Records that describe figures
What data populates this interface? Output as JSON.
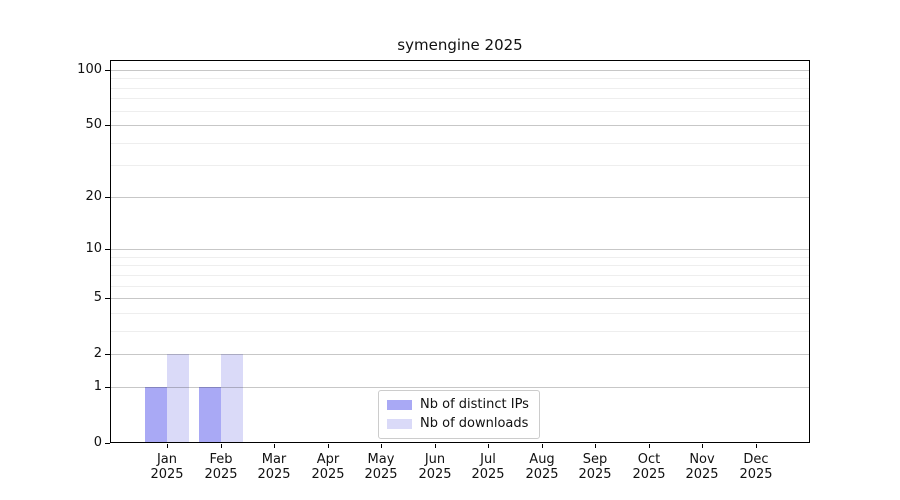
{
  "chart_data": {
    "type": "bar",
    "title": "symengine 2025",
    "categories": [
      "Jan 2025",
      "Feb 2025",
      "Mar 2025",
      "Apr 2025",
      "May 2025",
      "Jun 2025",
      "Jul 2025",
      "Aug 2025",
      "Sep 2025",
      "Oct 2025",
      "Nov 2025",
      "Dec 2025"
    ],
    "series": [
      {
        "name": "Nb of distinct IPs",
        "color": "#a9a9f5",
        "values": [
          1,
          1,
          0,
          0,
          0,
          0,
          0,
          0,
          0,
          0,
          0,
          0
        ]
      },
      {
        "name": "Nb of downloads",
        "color": "#dadaf8",
        "values": [
          2,
          2,
          0,
          0,
          0,
          0,
          0,
          0,
          0,
          0,
          0,
          0
        ]
      }
    ],
    "y_axis": {
      "scale": "log1p",
      "major_ticks": [
        0,
        1,
        2,
        5,
        10,
        20,
        50,
        100
      ],
      "minor_gridlines": [
        3,
        4,
        6,
        7,
        8,
        9,
        30,
        40,
        60,
        70,
        80,
        90
      ],
      "max_tick": 100
    },
    "grid": "horizontal-only",
    "legend": {
      "position": "bottom-center"
    }
  }
}
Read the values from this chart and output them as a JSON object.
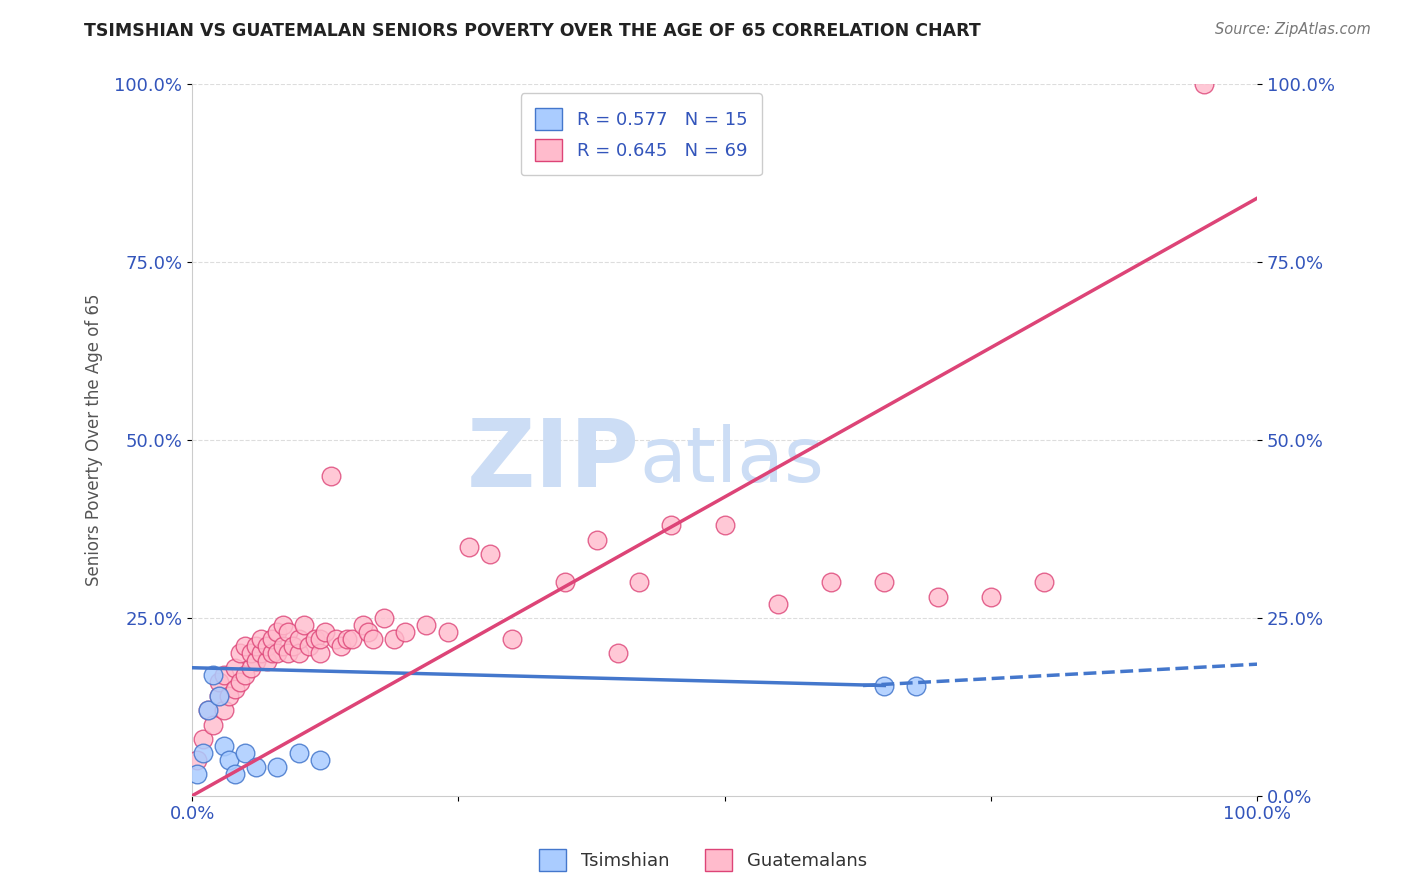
{
  "title": "TSIMSHIAN VS GUATEMALAN SENIORS POVERTY OVER THE AGE OF 65 CORRELATION CHART",
  "source": "Source: ZipAtlas.com",
  "ylabel": "Seniors Poverty Over the Age of 65",
  "tsimshian_R": 0.577,
  "tsimshian_N": 15,
  "guatemalan_R": 0.645,
  "guatemalan_N": 69,
  "tsimshian_color": "#aaccff",
  "tsimshian_line_color": "#4477cc",
  "guatemalan_color": "#ffbbcc",
  "guatemalan_line_color": "#dd4477",
  "background_color": "#ffffff",
  "grid_color": "#dddddd",
  "watermark_zip": "ZIP",
  "watermark_atlas": "atlas",
  "watermark_color": "#ccddf5",
  "legend_text_color": "#3355bb",
  "title_color": "#222222",
  "tsimshian_points_x": [
    0.005,
    0.01,
    0.015,
    0.02,
    0.025,
    0.03,
    0.035,
    0.04,
    0.05,
    0.06,
    0.08,
    0.1,
    0.12,
    0.65,
    0.68
  ],
  "tsimshian_points_y": [
    0.03,
    0.06,
    0.12,
    0.17,
    0.14,
    0.07,
    0.05,
    0.03,
    0.06,
    0.04,
    0.04,
    0.06,
    0.05,
    0.155,
    0.155
  ],
  "guatemalan_points_x": [
    0.005,
    0.01,
    0.015,
    0.02,
    0.025,
    0.025,
    0.03,
    0.03,
    0.035,
    0.04,
    0.04,
    0.045,
    0.045,
    0.05,
    0.05,
    0.055,
    0.055,
    0.06,
    0.06,
    0.065,
    0.065,
    0.07,
    0.07,
    0.075,
    0.075,
    0.08,
    0.08,
    0.085,
    0.085,
    0.09,
    0.09,
    0.095,
    0.1,
    0.1,
    0.105,
    0.11,
    0.115,
    0.12,
    0.12,
    0.125,
    0.13,
    0.135,
    0.14,
    0.145,
    0.15,
    0.16,
    0.165,
    0.17,
    0.18,
    0.19,
    0.2,
    0.22,
    0.24,
    0.26,
    0.28,
    0.3,
    0.35,
    0.38,
    0.4,
    0.42,
    0.45,
    0.5,
    0.55,
    0.6,
    0.65,
    0.7,
    0.75,
    0.8,
    0.95
  ],
  "guatemalan_points_y": [
    0.05,
    0.08,
    0.12,
    0.1,
    0.14,
    0.16,
    0.12,
    0.17,
    0.14,
    0.15,
    0.18,
    0.16,
    0.2,
    0.17,
    0.21,
    0.18,
    0.2,
    0.19,
    0.21,
    0.2,
    0.22,
    0.19,
    0.21,
    0.2,
    0.22,
    0.2,
    0.23,
    0.21,
    0.24,
    0.2,
    0.23,
    0.21,
    0.2,
    0.22,
    0.24,
    0.21,
    0.22,
    0.2,
    0.22,
    0.23,
    0.45,
    0.22,
    0.21,
    0.22,
    0.22,
    0.24,
    0.23,
    0.22,
    0.25,
    0.22,
    0.23,
    0.24,
    0.23,
    0.35,
    0.34,
    0.22,
    0.3,
    0.36,
    0.2,
    0.3,
    0.38,
    0.38,
    0.27,
    0.3,
    0.3,
    0.28,
    0.28,
    0.3,
    1.0
  ],
  "xlim": [
    0.0,
    1.0
  ],
  "ylim": [
    0.0,
    1.0
  ],
  "xticks": [
    0.0,
    0.25,
    0.5,
    0.75,
    1.0
  ],
  "xtick_labels": [
    "0.0%",
    "",
    "",
    "",
    "100.0%"
  ],
  "yticks": [
    0.25,
    0.5,
    0.75,
    1.0
  ],
  "ytick_labels": [
    "25.0%",
    "50.0%",
    "75.0%",
    "100.0%"
  ],
  "right_yticks": [
    0.0,
    0.25,
    0.5,
    0.75,
    1.0
  ],
  "right_ytick_labels": [
    "0.0%",
    "25.0%",
    "50.0%",
    "75.0%",
    "100.0%"
  ],
  "tsimshian_line": [
    0.0,
    0.18,
    0.65,
    0.155
  ],
  "guatemalan_line": [
    0.0,
    0.0,
    1.0,
    0.84
  ],
  "tsimshian_dashed": [
    0.63,
    0.155,
    1.0,
    0.185
  ]
}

**REQUIREMENTS**
State the number of lines in this listing that contain the string "JSON", and add nothing else.

**ANSWER TO THE EXERCISE**
2